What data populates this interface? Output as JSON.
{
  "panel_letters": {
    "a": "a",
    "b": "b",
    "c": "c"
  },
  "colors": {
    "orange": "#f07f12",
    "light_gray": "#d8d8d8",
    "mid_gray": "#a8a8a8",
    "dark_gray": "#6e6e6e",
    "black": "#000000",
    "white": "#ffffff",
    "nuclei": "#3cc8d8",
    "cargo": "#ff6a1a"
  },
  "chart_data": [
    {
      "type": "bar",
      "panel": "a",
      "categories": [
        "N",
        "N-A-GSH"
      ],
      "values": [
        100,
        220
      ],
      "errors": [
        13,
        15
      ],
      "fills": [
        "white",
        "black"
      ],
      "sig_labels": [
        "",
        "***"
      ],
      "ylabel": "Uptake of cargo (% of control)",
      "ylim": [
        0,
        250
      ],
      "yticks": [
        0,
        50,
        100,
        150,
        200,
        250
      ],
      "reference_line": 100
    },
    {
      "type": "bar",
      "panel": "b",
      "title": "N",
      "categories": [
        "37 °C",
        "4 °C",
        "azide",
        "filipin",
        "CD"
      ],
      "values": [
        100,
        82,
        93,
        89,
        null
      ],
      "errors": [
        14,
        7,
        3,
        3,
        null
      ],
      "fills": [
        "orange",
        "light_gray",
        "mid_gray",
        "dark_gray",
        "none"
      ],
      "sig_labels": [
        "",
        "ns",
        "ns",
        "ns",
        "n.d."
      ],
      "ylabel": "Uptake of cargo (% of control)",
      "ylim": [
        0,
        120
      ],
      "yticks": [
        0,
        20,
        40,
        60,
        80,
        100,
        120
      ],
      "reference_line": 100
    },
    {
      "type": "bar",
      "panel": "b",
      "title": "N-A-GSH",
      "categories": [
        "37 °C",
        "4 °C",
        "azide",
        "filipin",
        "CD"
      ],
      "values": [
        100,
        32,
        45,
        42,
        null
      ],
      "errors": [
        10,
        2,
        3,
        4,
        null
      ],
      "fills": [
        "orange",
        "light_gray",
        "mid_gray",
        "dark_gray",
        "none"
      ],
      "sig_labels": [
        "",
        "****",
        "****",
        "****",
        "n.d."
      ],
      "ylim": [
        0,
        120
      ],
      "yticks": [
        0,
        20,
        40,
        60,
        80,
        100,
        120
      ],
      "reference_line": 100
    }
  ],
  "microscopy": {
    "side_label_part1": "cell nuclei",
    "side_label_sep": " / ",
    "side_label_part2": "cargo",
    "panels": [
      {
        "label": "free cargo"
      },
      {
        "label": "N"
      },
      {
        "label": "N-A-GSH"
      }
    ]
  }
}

---

List every line above that contains the word "cargo".

## The result
    "cargo": "#ff6a1a"
      "ylabel": "Uptake of cargo (% of control)",
      "ylabel": "Uptake of cargo (% of control)",
    "side_label_part2": "cargo",
        "label": "free cargo"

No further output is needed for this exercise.